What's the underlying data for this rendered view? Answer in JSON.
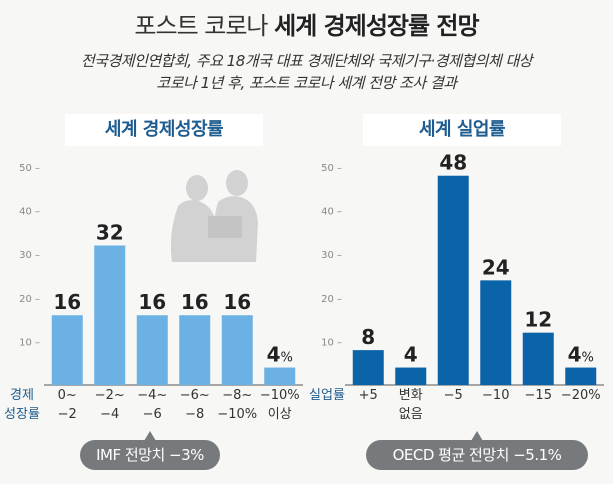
{
  "header": {
    "title_light": "포스트 코로나",
    "title_bold": "세계 경제성장률 전망",
    "subtitle_line1": "전국경제인연합회, 주요 18개국 대표 경제단체와 국제기구·경제협의체 대상",
    "subtitle_line2": "코로나 1년 후, 포스트 코로나 세계 전망 조사 결과"
  },
  "colors": {
    "growth_bar": "#6cb1e3",
    "unemployment_bar": "#0b63a8",
    "panel_title_text": "#1f5c8f",
    "callout_bg": "#777a7c",
    "axis_label": "#1f5c8f"
  },
  "icons": {
    "silhouette": "two-businessmen-silhouette-icon"
  },
  "chart_data": [
    {
      "type": "bar",
      "title": "세계 경제성장률",
      "axis_caption": [
        "경제",
        "성장률"
      ],
      "categories": [
        [
          "0~",
          "−2"
        ],
        [
          "−2~",
          "−4"
        ],
        [
          "−4~",
          "−6"
        ],
        [
          "−6~",
          "−8"
        ],
        [
          "−8~",
          "−10%"
        ],
        [
          "−10%",
          "이상"
        ]
      ],
      "values": [
        16,
        32,
        16,
        16,
        16,
        4
      ],
      "value_labels": [
        "16",
        "32",
        "16",
        "16",
        "16",
        "4"
      ],
      "last_label_unit": "%",
      "ylim": [
        0,
        50
      ],
      "yticks": [
        10,
        20,
        30,
        40,
        50
      ],
      "grid": false,
      "callout": "IMF 전망치 −3%"
    },
    {
      "type": "bar",
      "title": "세계 실업률",
      "axis_caption": [
        "실업률"
      ],
      "categories": [
        [
          "+5"
        ],
        [
          "변화",
          "없음"
        ],
        [
          "−5"
        ],
        [
          "−10"
        ],
        [
          "−15"
        ],
        [
          "−20%"
        ]
      ],
      "values": [
        8,
        4,
        48,
        24,
        12,
        4
      ],
      "value_labels": [
        "8",
        "4",
        "48",
        "24",
        "12",
        "4"
      ],
      "last_label_unit": "%",
      "ylim": [
        0,
        50
      ],
      "yticks": [
        10,
        20,
        30,
        40,
        50
      ],
      "grid": false,
      "callout": "OECD 평균 전망치 −5.1%"
    }
  ]
}
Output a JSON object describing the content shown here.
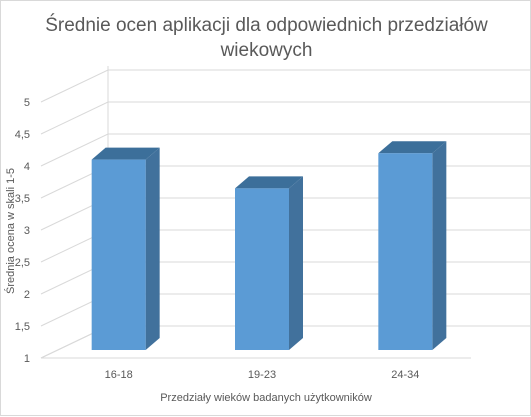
{
  "chart_data": {
    "type": "bar",
    "title_line1": "Średnie ocen aplikacji dla odpowiednich przedziałów",
    "title_line2": "wiekowych",
    "xlabel": "Przedziały wieków badanych użytkowników",
    "ylabel": "Średnia ocena w skali 1-5",
    "categories": [
      "16-18",
      "19-23",
      "24-34"
    ],
    "values": [
      4.1,
      3.65,
      4.2
    ],
    "yticks": [
      "1",
      "1,5",
      "2",
      "2,5",
      "3",
      "3,5",
      "4",
      "4,5",
      "5"
    ],
    "ylim": [
      1,
      5
    ],
    "grid": true,
    "legend": "none",
    "bar_color": "#5b9bd5",
    "bar_side_color": "#41719c",
    "bar_top_color": "#3c6f9a"
  }
}
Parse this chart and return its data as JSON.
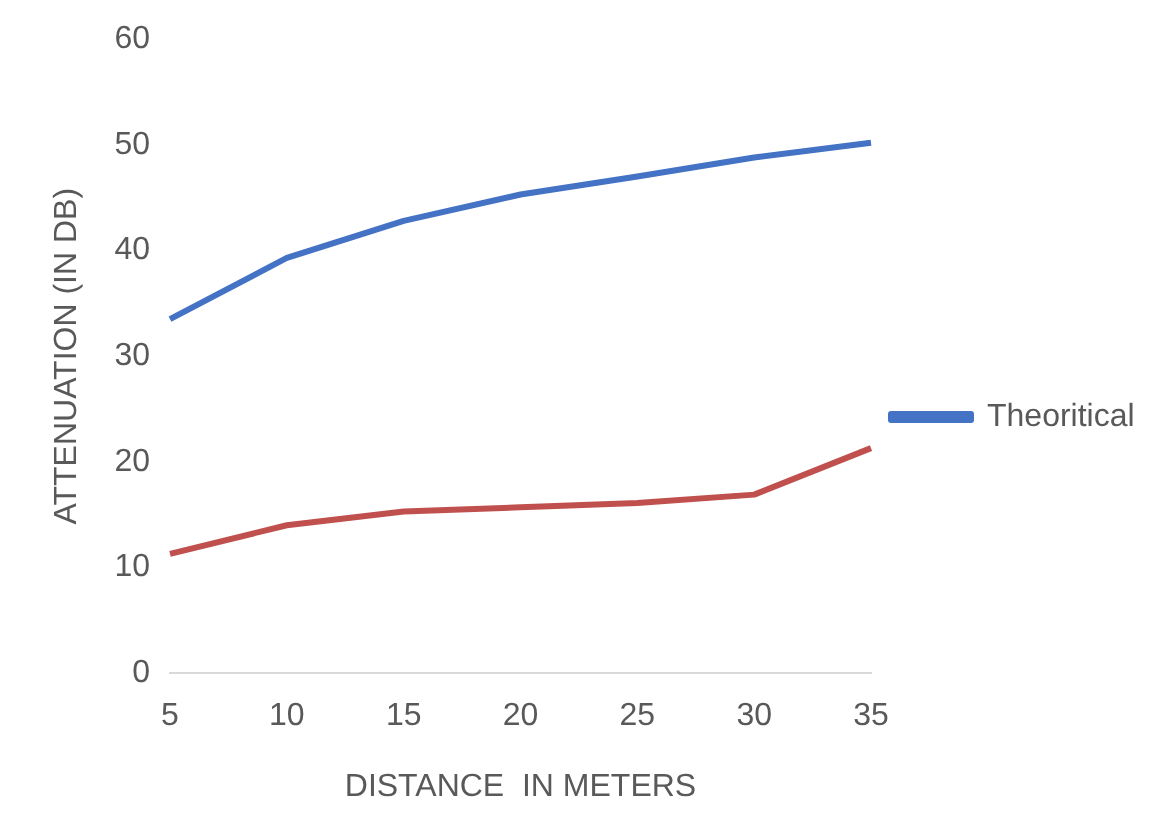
{
  "chart_data": {
    "type": "line",
    "xlabel": "DISTANCE  IN METERS",
    "ylabel": "ATTENUATION (IN DB)",
    "categories": [
      "5",
      "10",
      "15",
      "20",
      "25",
      "30",
      "35"
    ],
    "series": [
      {
        "name": "Theoritical",
        "color": "#4472c4",
        "values": [
          33.5,
          39.3,
          42.8,
          45.3,
          47,
          48.8,
          50.2
        ]
      },
      {
        "color": "#c0504d",
        "values": [
          11.3,
          14,
          15.3,
          15.7,
          16.1,
          16.9,
          21.3
        ]
      }
    ],
    "ylim": [
      0,
      60
    ],
    "yticks": [
      0,
      10,
      20,
      30,
      40,
      50,
      60
    ],
    "grid": false,
    "legend": "right",
    "marker": "none",
    "line_style": "solid"
  }
}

-.-.-

PROBLEM TO SOLVE — In your copy of the listing above, reproduce each line exactly and omit all pictures.

RIGHT ANSWER —
What's the underlying data for this rendered view? Answer in JSON.
{
  "header": {
    "title_light": "포스트 코로나",
    "title_bold": "세계 경제성장률 전망",
    "subtitle_line1": "전국경제인연합회, 주요 18개국 대표 경제단체와 국제기구·경제협의체 대상",
    "subtitle_line2": "코로나 1년 후, 포스트 코로나 세계 전망 조사 결과"
  },
  "colors": {
    "growth_bar": "#6cb1e3",
    "unemployment_bar": "#0b63a8",
    "panel_title_text": "#1f5c8f",
    "callout_bg": "#777a7c",
    "axis_label": "#1f5c8f"
  },
  "icons": {
    "silhouette": "two-businessmen-silhouette-icon"
  },
  "chart_data": [
    {
      "type": "bar",
      "title": "세계 경제성장률",
      "axis_caption": [
        "경제",
        "성장률"
      ],
      "categories": [
        [
          "0~",
          "−2"
        ],
        [
          "−2~",
          "−4"
        ],
        [
          "−4~",
          "−6"
        ],
        [
          "−6~",
          "−8"
        ],
        [
          "−8~",
          "−10%"
        ],
        [
          "−10%",
          "이상"
        ]
      ],
      "values": [
        16,
        32,
        16,
        16,
        16,
        4
      ],
      "value_labels": [
        "16",
        "32",
        "16",
        "16",
        "16",
        "4"
      ],
      "last_label_unit": "%",
      "ylim": [
        0,
        50
      ],
      "yticks": [
        10,
        20,
        30,
        40,
        50
      ],
      "grid": false,
      "callout": "IMF 전망치 −3%"
    },
    {
      "type": "bar",
      "title": "세계 실업률",
      "axis_caption": [
        "실업률"
      ],
      "categories": [
        [
          "+5"
        ],
        [
          "변화",
          "없음"
        ],
        [
          "−5"
        ],
        [
          "−10"
        ],
        [
          "−15"
        ],
        [
          "−20%"
        ]
      ],
      "values": [
        8,
        4,
        48,
        24,
        12,
        4
      ],
      "value_labels": [
        "8",
        "4",
        "48",
        "24",
        "12",
        "4"
      ],
      "last_label_unit": "%",
      "ylim": [
        0,
        50
      ],
      "yticks": [
        10,
        20,
        30,
        40,
        50
      ],
      "grid": false,
      "callout": "OECD 평균 전망치 −5.1%"
    }
  ]
}
Output a JSON object describing the content shown here.
{
  "chart_data": {
    "type": "bar",
    "title_line1": "Średnie ocen aplikacji dla odpowiednich przedziałów",
    "title_line2": "wiekowych",
    "xlabel": "Przedziały wieków badanych użytkowników",
    "ylabel": "Średnia ocena w skali 1-5",
    "categories": [
      "16-18",
      "19-23",
      "24-34"
    ],
    "values": [
      4.1,
      3.65,
      4.2
    ],
    "yticks": [
      "1",
      "1,5",
      "2",
      "2,5",
      "3",
      "3,5",
      "4",
      "4,5",
      "5"
    ],
    "ylim": [
      1,
      5
    ],
    "grid": true,
    "legend": "none",
    "bar_color": "#5b9bd5",
    "bar_side_color": "#41719c",
    "bar_top_color": "#3c6f9a"
  }
}
Parse this chart and return its data as JSON.
{
  "chart_data": {
    "type": "line",
    "xlabel": "DISTANCE  IN METERS",
    "ylabel": "ATTENUATION (IN DB)",
    "categories": [
      "5",
      "10",
      "15",
      "20",
      "25",
      "30",
      "35"
    ],
    "series": [
      {
        "name": "Theoritical",
        "color": "#4472c4",
        "values": [
          33.5,
          39.3,
          42.8,
          45.3,
          47,
          48.8,
          50.2
        ]
      },
      {
        "color": "#c0504d",
        "values": [
          11.3,
          14,
          15.3,
          15.7,
          16.1,
          16.9,
          21.3
        ]
      }
    ],
    "ylim": [
      0,
      60
    ],
    "yticks": [
      0,
      10,
      20,
      30,
      40,
      50,
      60
    ],
    "grid": false,
    "legend": "right",
    "marker": "none",
    "line_style": "solid"
  }
}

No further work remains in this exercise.